» Texte source:
····················

Le Globe se pose une première fois à la butte aux Cailles et devient officiellement le premier vol humain de l’Histoire. Le temps de déposer le marquis et Pilâtre repart dans une ascension qui l’élève à 3000 m d’altitude. Quand il atterrit, il est transi de froid avec des oreilles en piteux état.

Toujours plus haut ! Toujours plus loin ! Avec des moyens financiers de plus en plus importants et une concurrence toujours plus rude pour être les premiers, comme  le constate le baron Melchior de Grimm : « Dans tous nos cercles, dans tous nos soupers, aux toilettes de nos jolies femmes comme dans nos lycées académiques, il n’est plus question que d’expériences, d’air atmosphérique, de gaz inflammables, de chars volants, de voyages aériens ». Jacques Charles, qui ne perd rien des exploits d’Etienne Montgolfier et de Pilâtre de Rozier, fabrique à son tour un ballon de 2200 m3. Le 1er décembre 1783, accompagné de Noël Robert, il décolle du jardin des Tuileries. « Tout Paris était dehors, s’enthousiasme le futur président des Etats-Unis Benjamin Franklin, alors en poste à Paris. Jamais on n’avait vu si magnifique assistance pour une expérience philosophique. » La même émotion bouleverse Jacques Charles : « Jamais rien n’égalera ce moment d’hilarité qui s’empara de mon existence lorsque je sentis que je fuyais la terre, ce n’était pas du plaisir, c’était du bonheur. »  Deux heures plus tard, le ballon rayé de rouge et de blanc atterrit une première fois à quarante-cinq kilomètres, à Nesles-la-Vallée. Pour repartir ensuite avec le seul Jacques Charles à bord, pour ce qui devient le premier vol humain en solitaire.

····················

» Matériel fourni:
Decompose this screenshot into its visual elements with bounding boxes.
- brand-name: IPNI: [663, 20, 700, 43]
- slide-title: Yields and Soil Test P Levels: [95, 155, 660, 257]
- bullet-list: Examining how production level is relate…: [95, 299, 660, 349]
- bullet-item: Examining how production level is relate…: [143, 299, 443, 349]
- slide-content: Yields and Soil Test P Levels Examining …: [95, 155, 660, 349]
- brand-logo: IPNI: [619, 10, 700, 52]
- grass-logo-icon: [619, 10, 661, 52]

····················

» Consigne A:
Recopiez, s'il vous plaît, tout ce qui va de "Le Globe se" jusqu'à "en piteux état." dans le texte sur les premiers vols en ballon.
» Consigne B:
Dressez la liste complète des personnes que le texte sur les premiers vols en ballon désigne par leur nom.
» Consigne C:
Prolongez le texte sur les premiers vols en ballon en enchaînant sur sa dernière phrase.

» Réponse attendue A:
Le Globe se pose une première fois à la butte aux Cailles et devient officiellement le premier vol humain de l’Histoire. Le temps de déposer le marquis et Pilâtre repart dans une ascension qui l’élève à 3000 m d’altitude. Quand il atterrit, il est transi de froid avec des oreilles en piteux état.

» Réponse attendue B:
- Pilâtre de Rozier
- Melchior de Grimm
- Jacques Charles
- Etienne Montgolfier
- Noël Robert
- Benjamin Franklin

» Réponse attendue C:
Mais Pilâtre de Rozier n’en a pas fini de ses exploits. Le 19 janvier 1784, accompagné de Joseph de Montgolfier, qui n’a pas encore volé, il effectue avec cinq autres passagers une ascension au-dessus de Lyon. L’énorme montgolfière, de 23270 m3, baptisée « Flesselles », mesure 42 m de haut, 24 m de diamètre et pèse sept tonnes.

Sa volonté, si ce n’est de l’orgueil d’être toujours le premier, le porte aussi à traverser la Manche dans un ballon qui associe l’air chaud et l’hydrogène. Mais les mauvaises conditions météorologiques de ce début d’année 1785 perturbent son départ depuis la côte française. C’est de Boulogne-sur-Mer qu’il apprend l’exploit de Blanchard qui vient de traverser la mer dans l’autre sens. Mais Pilâtre ne renonce pas. Le 5 juin 1785, « La Tour de Calais » décolle dans de mauvaises conditions. « À 7 heures 7 minutes, raconte M. de Maisonfort, témoin de la scène, tout se trouva prêt, la galerie attachée, chargée de combustibles, de provisions et des deux infortunés aéronautes, M. Pilâtre de Rozier et M. Romain. La rupture d’équilibre fut de 30 livres, et l’aéro-montgolfière s’éleva majestueusement, faisant avec la terre un angle de 60 degrés. La joie et la sécurité étaient peintes sur le visage des voyageurs aériens, tandis qu’une inquiétude sombre paraissait agiter les spectateurs : tout le monde était étonné et personne n’était satisfait.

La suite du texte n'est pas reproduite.